Entries from a visual dataset
START
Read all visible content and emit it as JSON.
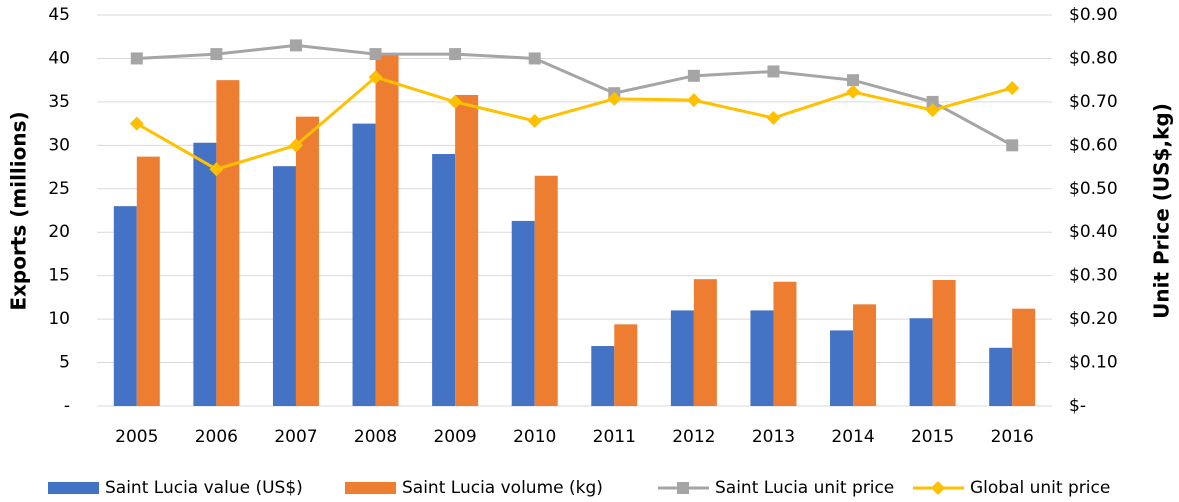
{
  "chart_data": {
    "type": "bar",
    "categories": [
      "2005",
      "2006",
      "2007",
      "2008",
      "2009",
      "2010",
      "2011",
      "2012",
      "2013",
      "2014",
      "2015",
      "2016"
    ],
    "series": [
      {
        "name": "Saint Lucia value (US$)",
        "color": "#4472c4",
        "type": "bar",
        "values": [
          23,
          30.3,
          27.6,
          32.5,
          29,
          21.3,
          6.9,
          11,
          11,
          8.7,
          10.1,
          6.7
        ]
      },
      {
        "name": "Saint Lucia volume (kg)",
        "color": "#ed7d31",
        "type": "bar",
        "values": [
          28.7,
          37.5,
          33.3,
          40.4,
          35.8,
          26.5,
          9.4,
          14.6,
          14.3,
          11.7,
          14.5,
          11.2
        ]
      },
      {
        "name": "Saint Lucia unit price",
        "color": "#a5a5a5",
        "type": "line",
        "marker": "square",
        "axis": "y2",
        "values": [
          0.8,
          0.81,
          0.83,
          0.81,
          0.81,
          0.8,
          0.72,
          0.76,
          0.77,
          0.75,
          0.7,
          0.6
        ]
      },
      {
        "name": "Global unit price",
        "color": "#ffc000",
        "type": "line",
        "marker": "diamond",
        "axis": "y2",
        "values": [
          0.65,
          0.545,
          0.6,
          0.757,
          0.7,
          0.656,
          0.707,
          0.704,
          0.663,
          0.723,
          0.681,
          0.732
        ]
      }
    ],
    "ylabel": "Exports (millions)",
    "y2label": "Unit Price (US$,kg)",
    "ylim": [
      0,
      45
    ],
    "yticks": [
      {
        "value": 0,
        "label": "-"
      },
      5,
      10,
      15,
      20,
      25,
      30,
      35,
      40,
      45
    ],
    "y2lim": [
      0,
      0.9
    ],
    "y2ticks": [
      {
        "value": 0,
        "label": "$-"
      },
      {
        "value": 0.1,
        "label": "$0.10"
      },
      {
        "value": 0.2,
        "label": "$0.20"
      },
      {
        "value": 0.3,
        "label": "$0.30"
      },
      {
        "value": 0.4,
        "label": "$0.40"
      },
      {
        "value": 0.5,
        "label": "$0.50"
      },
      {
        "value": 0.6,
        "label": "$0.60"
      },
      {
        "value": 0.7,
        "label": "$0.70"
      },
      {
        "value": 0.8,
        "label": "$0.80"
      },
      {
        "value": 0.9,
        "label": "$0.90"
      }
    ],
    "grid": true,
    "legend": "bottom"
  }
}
END
SHORT EXERCISE — Locate the word "name" in the data above. Copy every line carrying it.

FINAL RESULT —
        "name": "Saint Lucia value (US$)",
        "name": "Saint Lucia volume (kg)",
        "name": "Saint Lucia unit price",
        "name": "Global unit price",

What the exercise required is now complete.